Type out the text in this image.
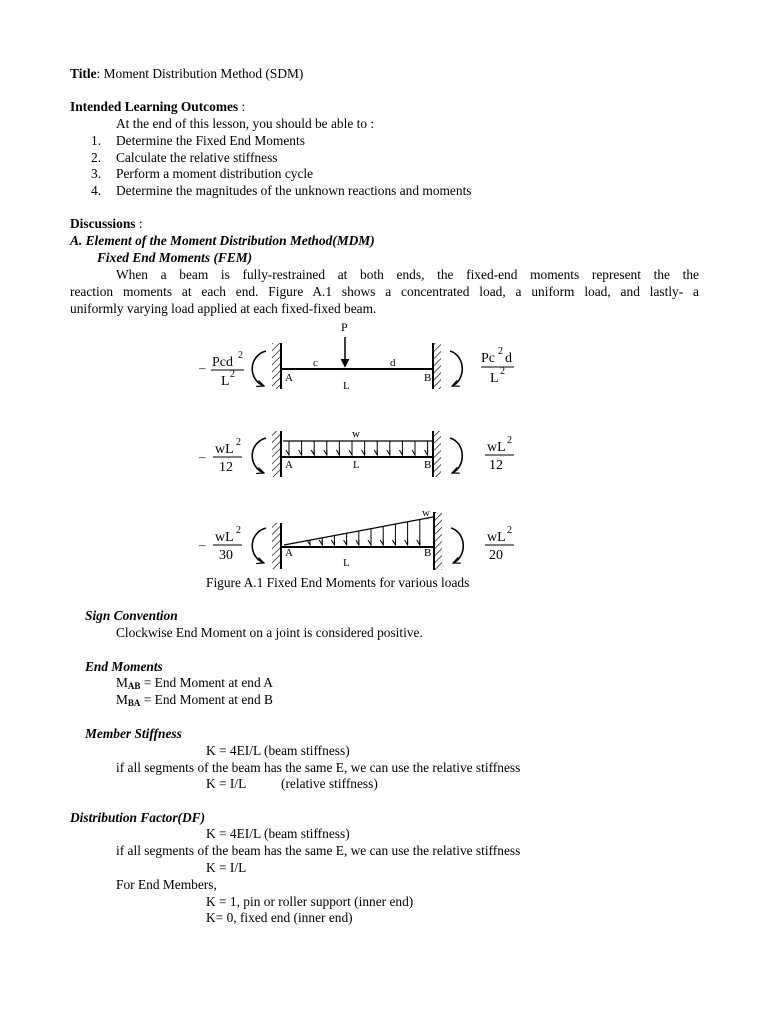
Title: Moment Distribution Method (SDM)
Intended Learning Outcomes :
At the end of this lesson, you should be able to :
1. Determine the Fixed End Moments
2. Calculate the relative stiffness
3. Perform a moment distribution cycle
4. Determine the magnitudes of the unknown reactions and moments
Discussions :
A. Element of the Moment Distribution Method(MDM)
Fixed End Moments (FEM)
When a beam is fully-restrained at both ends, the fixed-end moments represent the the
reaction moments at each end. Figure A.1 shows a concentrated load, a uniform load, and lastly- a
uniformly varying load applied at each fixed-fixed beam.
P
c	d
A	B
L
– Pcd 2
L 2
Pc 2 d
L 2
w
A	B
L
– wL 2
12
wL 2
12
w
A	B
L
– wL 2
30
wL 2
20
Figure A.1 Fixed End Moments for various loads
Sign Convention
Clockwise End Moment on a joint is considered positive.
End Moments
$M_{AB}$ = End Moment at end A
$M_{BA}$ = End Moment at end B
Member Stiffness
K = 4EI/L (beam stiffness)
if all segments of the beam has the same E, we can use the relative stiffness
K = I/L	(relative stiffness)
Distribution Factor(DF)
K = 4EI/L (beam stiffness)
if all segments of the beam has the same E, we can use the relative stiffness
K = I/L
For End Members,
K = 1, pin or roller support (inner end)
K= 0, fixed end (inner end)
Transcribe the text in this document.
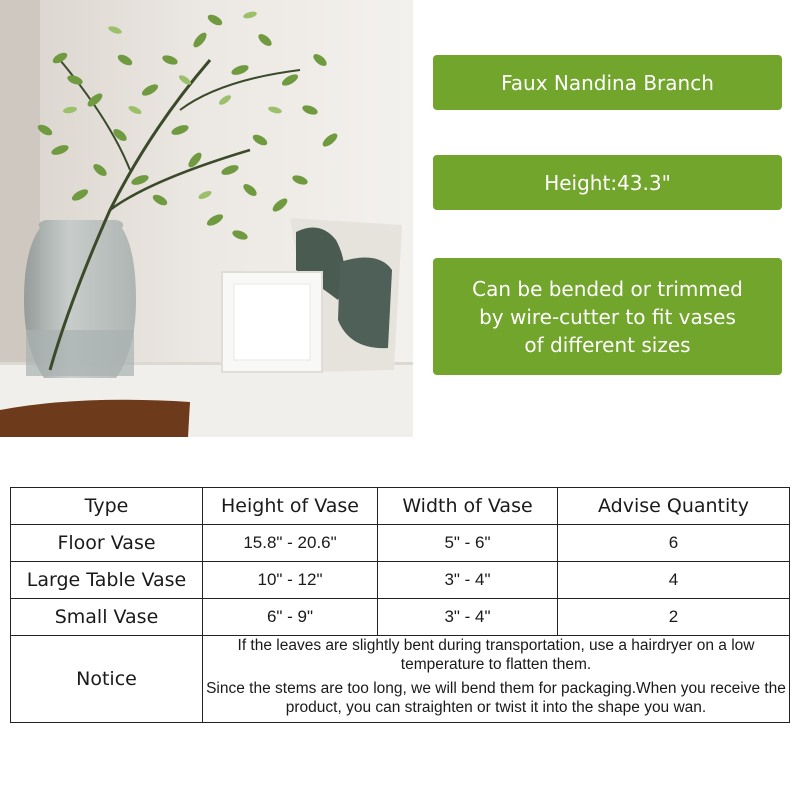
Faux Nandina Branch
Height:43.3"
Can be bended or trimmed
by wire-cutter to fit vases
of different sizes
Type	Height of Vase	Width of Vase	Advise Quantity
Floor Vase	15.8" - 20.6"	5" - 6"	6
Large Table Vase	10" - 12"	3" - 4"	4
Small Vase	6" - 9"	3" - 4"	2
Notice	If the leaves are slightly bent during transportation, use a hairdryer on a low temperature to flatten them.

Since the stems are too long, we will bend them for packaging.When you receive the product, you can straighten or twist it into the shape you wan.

########

-- The task --
Your answer should be a single number: the count of lines that contain "text".

-- Answer to this exercise --
2